## Records from a collection of figures
════

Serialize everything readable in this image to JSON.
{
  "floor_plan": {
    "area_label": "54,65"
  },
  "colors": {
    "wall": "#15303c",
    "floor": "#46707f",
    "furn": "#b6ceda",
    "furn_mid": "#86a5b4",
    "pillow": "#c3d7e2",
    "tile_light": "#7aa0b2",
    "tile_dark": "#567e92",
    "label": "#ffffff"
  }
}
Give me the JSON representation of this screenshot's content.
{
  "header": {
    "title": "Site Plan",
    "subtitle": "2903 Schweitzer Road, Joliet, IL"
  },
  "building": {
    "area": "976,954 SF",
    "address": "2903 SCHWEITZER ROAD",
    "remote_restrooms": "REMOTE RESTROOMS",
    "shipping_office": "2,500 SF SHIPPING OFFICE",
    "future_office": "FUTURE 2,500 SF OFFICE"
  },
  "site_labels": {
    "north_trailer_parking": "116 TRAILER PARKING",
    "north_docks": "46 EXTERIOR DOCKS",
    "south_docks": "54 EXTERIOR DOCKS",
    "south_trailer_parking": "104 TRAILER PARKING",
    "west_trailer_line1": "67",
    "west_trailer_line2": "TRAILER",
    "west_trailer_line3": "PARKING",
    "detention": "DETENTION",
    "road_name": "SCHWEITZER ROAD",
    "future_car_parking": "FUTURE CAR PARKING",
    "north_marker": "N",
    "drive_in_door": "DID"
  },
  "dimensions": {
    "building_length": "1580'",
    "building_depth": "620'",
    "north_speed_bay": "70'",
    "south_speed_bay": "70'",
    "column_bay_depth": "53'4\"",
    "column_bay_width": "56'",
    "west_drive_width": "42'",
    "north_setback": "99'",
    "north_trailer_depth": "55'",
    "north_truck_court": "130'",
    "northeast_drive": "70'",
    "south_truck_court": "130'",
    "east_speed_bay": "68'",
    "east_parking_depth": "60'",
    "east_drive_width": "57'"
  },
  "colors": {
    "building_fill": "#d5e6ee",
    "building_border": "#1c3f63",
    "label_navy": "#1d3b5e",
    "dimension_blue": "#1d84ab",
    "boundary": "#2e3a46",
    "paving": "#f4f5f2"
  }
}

════

## Instruction
What do the records say? Quote them all exactly.

## Written solution
Serialize everything readable in this image to JSON.
{
  "floor_plan": {
    "area_label": "54,65"
  },
  "colors": {
    "wall": "#15303c",
    "floor": "#46707f",
    "furn": "#b6ceda",
    "furn_mid": "#86a5b4",
    "pillow": "#c3d7e2",
    "tile_light": "#7aa0b2",
    "tile_dark": "#567e92",
    "label": "#ffffff"
  }
}
Give me the JSON representation of this screenshot's content.
{
  "header": {
    "title": "Site Plan",
    "subtitle": "2903 Schweitzer Road, Joliet, IL"
  },
  "building": {
    "area": "976,954 SF",
    "address": "2903 SCHWEITZER ROAD",
    "remote_restrooms": "REMOTE RESTROOMS",
    "shipping_office": "2,500 SF SHIPPING OFFICE",
    "future_office": "FUTURE 2,500 SF OFFICE"
  },
  "site_labels": {
    "north_trailer_parking": "116 TRAILER PARKING",
    "north_docks": "46 EXTERIOR DOCKS",
    "south_docks": "54 EXTERIOR DOCKS",
    "south_trailer_parking": "104 TRAILER PARKING",
    "west_trailer_line1": "67",
    "west_trailer_line2": "TRAILER",
    "west_trailer_line3": "PARKING",
    "detention": "DETENTION",
    "road_name": "SCHWEITZER ROAD",
    "future_car_parking": "FUTURE CAR PARKING",
    "north_marker": "N",
    "drive_in_door": "DID"
  },
  "dimensions": {
    "building_length": "1580'",
    "building_depth": "620'",
    "north_speed_bay": "70'",
    "south_speed_bay": "70'",
    "column_bay_depth": "53'4\"",
    "column_bay_width": "56'",
    "west_drive_width": "42'",
    "north_setback": "99'",
    "north_trailer_depth": "55'",
    "north_truck_court": "130'",
    "northeast_drive": "70'",
    "south_truck_court": "130'",
    "east_speed_bay": "68'",
    "east_parking_depth": "60'",
    "east_drive_width": "57'"
  },
  "colors": {
    "building_fill": "#d5e6ee",
    "building_border": "#1c3f63",
    "label_navy": "#1d3b5e",
    "dimension_blue": "#1d84ab",
    "boundary": "#2e3a46",
    "paving": "#f4f5f2"
  }
}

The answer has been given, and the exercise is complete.